=== SET TASK ===
Without the images, print all the entries below exactly as given.

[Stored records]
>>>>>

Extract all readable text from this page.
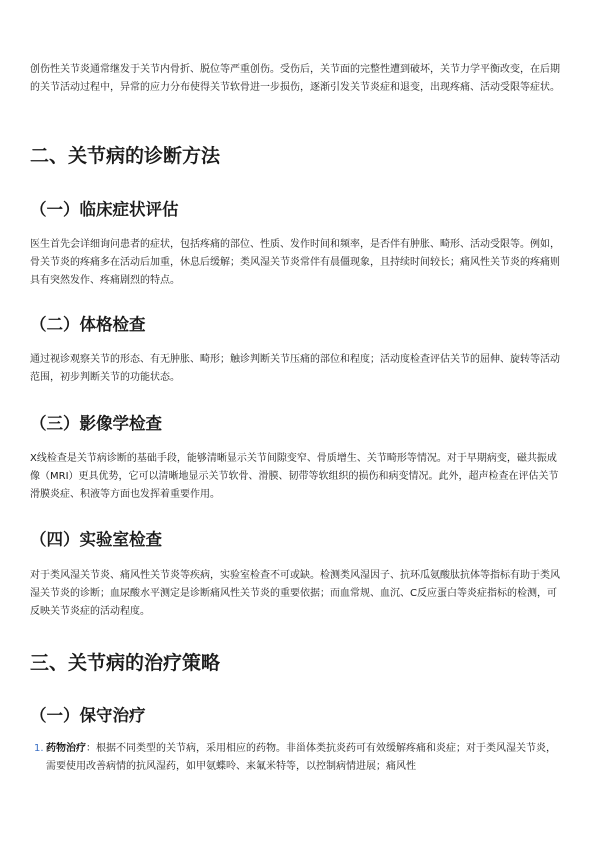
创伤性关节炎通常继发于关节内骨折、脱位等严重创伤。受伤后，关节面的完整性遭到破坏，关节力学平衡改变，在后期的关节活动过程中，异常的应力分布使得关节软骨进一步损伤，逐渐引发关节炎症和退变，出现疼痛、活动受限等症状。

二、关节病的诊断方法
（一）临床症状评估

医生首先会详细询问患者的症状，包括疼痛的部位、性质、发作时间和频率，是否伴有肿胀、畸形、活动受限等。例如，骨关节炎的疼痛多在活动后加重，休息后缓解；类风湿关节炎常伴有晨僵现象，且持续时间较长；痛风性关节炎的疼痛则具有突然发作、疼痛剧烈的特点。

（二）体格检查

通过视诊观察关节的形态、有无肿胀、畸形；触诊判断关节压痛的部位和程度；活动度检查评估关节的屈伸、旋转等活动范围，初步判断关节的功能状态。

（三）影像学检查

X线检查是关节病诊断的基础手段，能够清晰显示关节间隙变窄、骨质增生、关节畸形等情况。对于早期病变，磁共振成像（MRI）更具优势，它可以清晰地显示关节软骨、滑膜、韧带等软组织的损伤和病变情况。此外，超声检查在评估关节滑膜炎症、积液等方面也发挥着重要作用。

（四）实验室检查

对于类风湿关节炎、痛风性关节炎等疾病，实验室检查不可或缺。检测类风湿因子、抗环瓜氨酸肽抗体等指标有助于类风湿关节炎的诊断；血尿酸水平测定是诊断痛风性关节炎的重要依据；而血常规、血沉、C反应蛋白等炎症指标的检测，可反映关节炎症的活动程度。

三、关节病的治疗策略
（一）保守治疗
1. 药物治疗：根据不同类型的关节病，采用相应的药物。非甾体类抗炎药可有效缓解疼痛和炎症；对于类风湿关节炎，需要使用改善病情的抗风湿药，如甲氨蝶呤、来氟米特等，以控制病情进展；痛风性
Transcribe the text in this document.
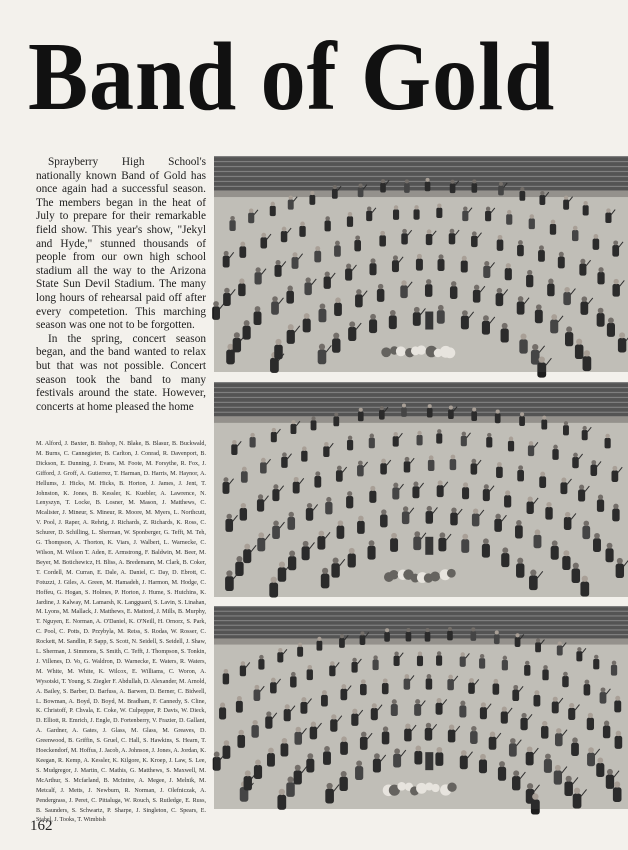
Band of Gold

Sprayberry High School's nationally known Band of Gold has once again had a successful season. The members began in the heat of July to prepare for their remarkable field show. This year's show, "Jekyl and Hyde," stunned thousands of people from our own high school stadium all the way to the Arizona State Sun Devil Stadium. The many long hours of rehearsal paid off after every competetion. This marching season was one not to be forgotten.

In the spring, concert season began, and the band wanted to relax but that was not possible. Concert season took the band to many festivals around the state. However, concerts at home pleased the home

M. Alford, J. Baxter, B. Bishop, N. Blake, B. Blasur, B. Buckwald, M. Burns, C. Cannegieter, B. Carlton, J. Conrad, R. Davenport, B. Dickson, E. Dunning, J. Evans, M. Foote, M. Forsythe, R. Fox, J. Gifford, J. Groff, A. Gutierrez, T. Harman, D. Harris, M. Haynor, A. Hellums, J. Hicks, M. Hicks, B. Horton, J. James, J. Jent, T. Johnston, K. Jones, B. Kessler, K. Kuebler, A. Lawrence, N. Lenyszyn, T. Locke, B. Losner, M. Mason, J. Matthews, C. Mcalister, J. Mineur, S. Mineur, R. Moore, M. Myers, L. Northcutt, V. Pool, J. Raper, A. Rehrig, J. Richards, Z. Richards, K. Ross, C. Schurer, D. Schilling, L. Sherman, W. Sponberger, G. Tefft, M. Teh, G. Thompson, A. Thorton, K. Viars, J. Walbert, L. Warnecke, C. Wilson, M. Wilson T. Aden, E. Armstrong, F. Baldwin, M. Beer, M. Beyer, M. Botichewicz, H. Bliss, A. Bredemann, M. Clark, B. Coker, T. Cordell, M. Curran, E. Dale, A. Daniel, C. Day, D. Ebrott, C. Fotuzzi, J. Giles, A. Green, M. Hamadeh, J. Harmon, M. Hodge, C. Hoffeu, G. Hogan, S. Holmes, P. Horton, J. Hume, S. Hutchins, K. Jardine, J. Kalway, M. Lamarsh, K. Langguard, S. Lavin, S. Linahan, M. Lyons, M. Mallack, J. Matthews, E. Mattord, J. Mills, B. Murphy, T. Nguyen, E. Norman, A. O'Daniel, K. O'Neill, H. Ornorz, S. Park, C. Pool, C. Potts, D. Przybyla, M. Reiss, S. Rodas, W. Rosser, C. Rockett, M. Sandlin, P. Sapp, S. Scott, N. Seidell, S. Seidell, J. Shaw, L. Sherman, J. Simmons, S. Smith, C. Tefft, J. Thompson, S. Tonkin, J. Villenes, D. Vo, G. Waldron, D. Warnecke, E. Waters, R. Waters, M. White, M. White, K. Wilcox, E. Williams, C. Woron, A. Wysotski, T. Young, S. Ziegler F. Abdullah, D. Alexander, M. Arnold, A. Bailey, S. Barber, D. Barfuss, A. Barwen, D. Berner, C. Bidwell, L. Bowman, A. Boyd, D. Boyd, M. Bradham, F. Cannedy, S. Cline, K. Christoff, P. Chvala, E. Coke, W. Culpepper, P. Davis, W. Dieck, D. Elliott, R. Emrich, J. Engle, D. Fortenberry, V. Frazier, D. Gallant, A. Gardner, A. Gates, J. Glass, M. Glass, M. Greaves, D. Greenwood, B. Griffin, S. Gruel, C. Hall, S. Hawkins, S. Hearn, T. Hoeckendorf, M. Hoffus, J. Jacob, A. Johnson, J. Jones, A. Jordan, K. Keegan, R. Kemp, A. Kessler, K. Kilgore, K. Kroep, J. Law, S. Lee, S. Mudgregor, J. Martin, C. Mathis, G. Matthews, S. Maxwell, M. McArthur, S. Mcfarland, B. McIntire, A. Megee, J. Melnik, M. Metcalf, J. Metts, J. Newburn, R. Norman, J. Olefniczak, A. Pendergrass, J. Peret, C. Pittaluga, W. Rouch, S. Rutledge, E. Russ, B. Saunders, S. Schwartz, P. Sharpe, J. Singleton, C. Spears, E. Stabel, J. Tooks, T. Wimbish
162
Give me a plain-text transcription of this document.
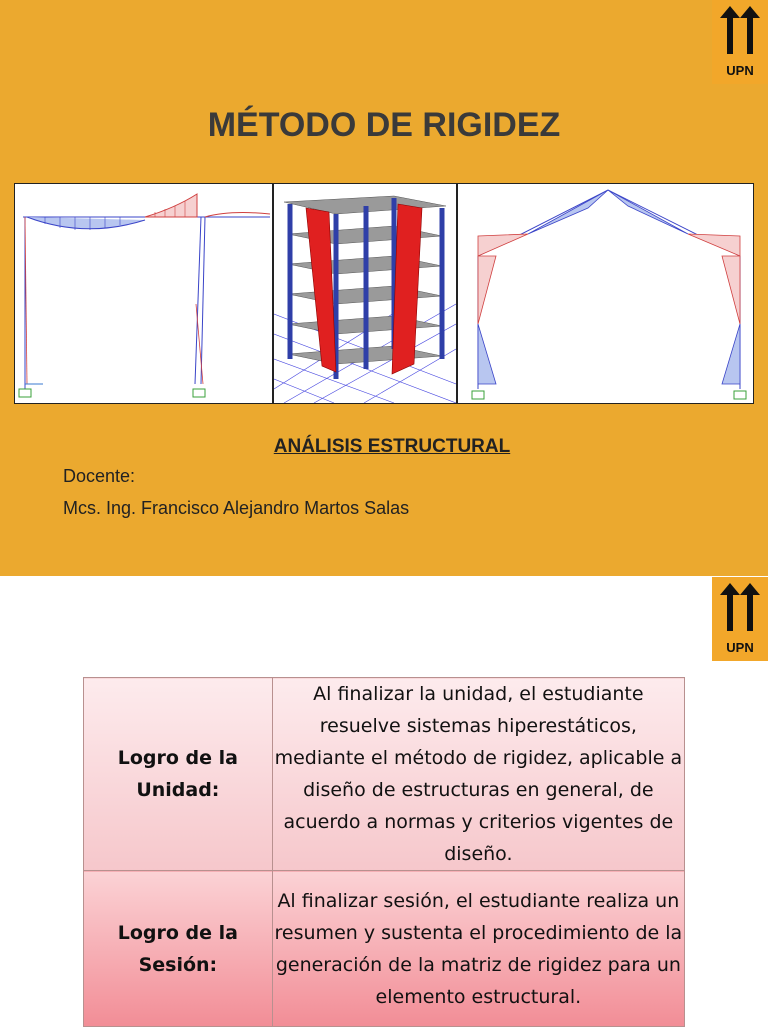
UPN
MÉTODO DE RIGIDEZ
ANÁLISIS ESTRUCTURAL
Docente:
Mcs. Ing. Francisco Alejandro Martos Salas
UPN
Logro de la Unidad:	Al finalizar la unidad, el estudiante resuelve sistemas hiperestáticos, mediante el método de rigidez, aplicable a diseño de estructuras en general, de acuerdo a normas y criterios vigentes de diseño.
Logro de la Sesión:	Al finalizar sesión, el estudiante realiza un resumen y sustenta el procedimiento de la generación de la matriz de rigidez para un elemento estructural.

<<<<<

=== EXERCISE SOLUTION ===
Extract all readable text from this page.
创伤性关节炎通常继发于关节内骨折、脱位等严重创伤。受伤后，关节面的完整性遭到破坏，关节力学平衡改变，在后期的关节活动过程中，异常的应力分布使得关节软骨进一步损伤，逐渐引发关节炎症和退变，出现疼痛、活动受限等症状。

二、关节病的诊断方法
（一）临床症状评估

医生首先会详细询问患者的症状，包括疼痛的部位、性质、发作时间和频率，是否伴有肿胀、畸形、活动受限等。例如，骨关节炎的疼痛多在活动后加重，休息后缓解；类风湿关节炎常伴有晨僵现象，且持续时间较长；痛风性关节炎的疼痛则具有突然发作、疼痛剧烈的特点。

（二）体格检查

通过视诊观察关节的形态、有无肿胀、畸形；触诊判断关节压痛的部位和程度；活动度检查评估关节的屈伸、旋转等活动范围，初步判断关节的功能状态。

（三）影像学检查

X线检查是关节病诊断的基础手段，能够清晰显示关节间隙变窄、骨质增生、关节畸形等情况。对于早期病变，磁共振成像（MRI）更具优势，它可以清晰地显示关节软骨、滑膜、韧带等软组织的损伤和病变情况。此外，超声检查在评估关节滑膜炎症、积液等方面也发挥着重要作用。

（四）实验室检查

对于类风湿关节炎、痛风性关节炎等疾病，实验室检查不可或缺。检测类风湿因子、抗环瓜氨酸肽抗体等指标有助于类风湿关节炎的诊断；血尿酸水平测定是诊断痛风性关节炎的重要依据；而血常规、血沉、C反应蛋白等炎症指标的检测，可反映关节炎症的活动程度。

三、关节病的治疗策略
（一）保守治疗
1. 药物治疗：根据不同类型的关节病，采用相应的药物。非甾体类抗炎药可有效缓解疼痛和炎症；对于类风湿关节炎，需要使用改善病情的抗风湿药，如甲氨蝶呤、来氟米特等，以控制病情进展；痛风性
Transcribe the text in this document.
Band of Gold

Sprayberry High School's nationally known Band of Gold has once again had a successful season. The members began in the heat of July to prepare for their remarkable field show. This year's show, "Jekyl and Hyde," stunned thousands of people from our own high school stadium all the way to the Arizona State Sun Devil Stadium. The many long hours of rehearsal paid off after every competetion. This marching season was one not to be forgotten.

In the spring, concert season began, and the band wanted to relax but that was not possible. Concert season took the band to many festivals around the state. However, concerts at home pleased the home

M. Alford, J. Baxter, B. Bishop, N. Blake, B. Blasur, B. Buckwald, M. Burns, C. Cannegieter, B. Carlton, J. Conrad, R. Davenport, B. Dickson, E. Dunning, J. Evans, M. Foote, M. Forsythe, R. Fox, J. Gifford, J. Groff, A. Gutierrez, T. Harman, D. Harris, M. Haynor, A. Hellums, J. Hicks, M. Hicks, B. Horton, J. James, J. Jent, T. Johnston, K. Jones, B. Kessler, K. Kuebler, A. Lawrence, N. Lenyszyn, T. Locke, B. Losner, M. Mason, J. Matthews, C. Mcalister, J. Mineur, S. Mineur, R. Moore, M. Myers, L. Northcutt, V. Pool, J. Raper, A. Rehrig, J. Richards, Z. Richards, K. Ross, C. Schurer, D. Schilling, L. Sherman, W. Sponberger, G. Tefft, M. Teh, G. Thompson, A. Thorton, K. Viars, J. Walbert, L. Warnecke, C. Wilson, M. Wilson T. Aden, E. Armstrong, F. Baldwin, M. Beer, M. Beyer, M. Botichewicz, H. Bliss, A. Bredemann, M. Clark, B. Coker, T. Cordell, M. Curran, E. Dale, A. Daniel, C. Day, D. Ebrott, C. Fotuzzi, J. Giles, A. Green, M. Hamadeh, J. Harmon, M. Hodge, C. Hoffeu, G. Hogan, S. Holmes, P. Horton, J. Hume, S. Hutchins, K. Jardine, J. Kalway, M. Lamarsh, K. Langguard, S. Lavin, S. Linahan, M. Lyons, M. Mallack, J. Matthews, E. Mattord, J. Mills, B. Murphy, T. Nguyen, E. Norman, A. O'Daniel, K. O'Neill, H. Ornorz, S. Park, C. Pool, C. Potts, D. Przybyla, M. Reiss, S. Rodas, W. Rosser, C. Rockett, M. Sandlin, P. Sapp, S. Scott, N. Seidell, S. Seidell, J. Shaw, L. Sherman, J. Simmons, S. Smith, C. Tefft, J. Thompson, S. Tonkin, J. Villenes, D. Vo, G. Waldron, D. Warnecke, E. Waters, R. Waters, M. White, M. White, K. Wilcox, E. Williams, C. Woron, A. Wysotski, T. Young, S. Ziegler F. Abdullah, D. Alexander, M. Arnold, A. Bailey, S. Barber, D. Barfuss, A. Barwen, D. Berner, C. Bidwell, L. Bowman, A. Boyd, D. Boyd, M. Bradham, F. Cannedy, S. Cline, K. Christoff, P. Chvala, E. Coke, W. Culpepper, P. Davis, W. Dieck, D. Elliott, R. Emrich, J. Engle, D. Fortenberry, V. Frazier, D. Gallant, A. Gardner, A. Gates, J. Glass, M. Glass, M. Greaves, D. Greenwood, B. Griffin, S. Gruel, C. Hall, S. Hawkins, S. Hearn, T. Hoeckendorf, M. Hoffus, J. Jacob, A. Johnson, J. Jones, A. Jordan, K. Keegan, R. Kemp, A. Kessler, K. Kilgore, K. Kroep, J. Law, S. Lee, S. Mudgregor, J. Martin, C. Mathis, G. Matthews, S. Maxwell, M. McArthur, S. Mcfarland, B. McIntire, A. Megee, J. Melnik, M. Metcalf, J. Metts, J. Newburn, R. Norman, J. Olefniczak, A. Pendergrass, J. Peret, C. Pittaluga, W. Rouch, S. Rutledge, E. Russ, B. Saunders, S. Schwartz, P. Sharpe, J. Singleton, C. Spears, E. Stabel, J. Tooks, T. Wimbish
162
Give me a plain-text transcription of this document.
UPN
MÉTODO DE RIGIDEZ
ANÁLISIS ESTRUCTURAL
Docente:
Mcs. Ing. Francisco Alejandro Martos Salas
UPN
Logro de la Unidad:	Al finalizar la unidad, el estudiante resuelve sistemas hiperestáticos, mediante el método de rigidez, aplicable a diseño de estructuras en general, de acuerdo a normas y criterios vigentes de diseño.
Logro de la Sesión:	Al finalizar sesión, el estudiante realiza un resumen y sustenta el procedimiento de la generación de la matriz de rigidez para un elemento estructural.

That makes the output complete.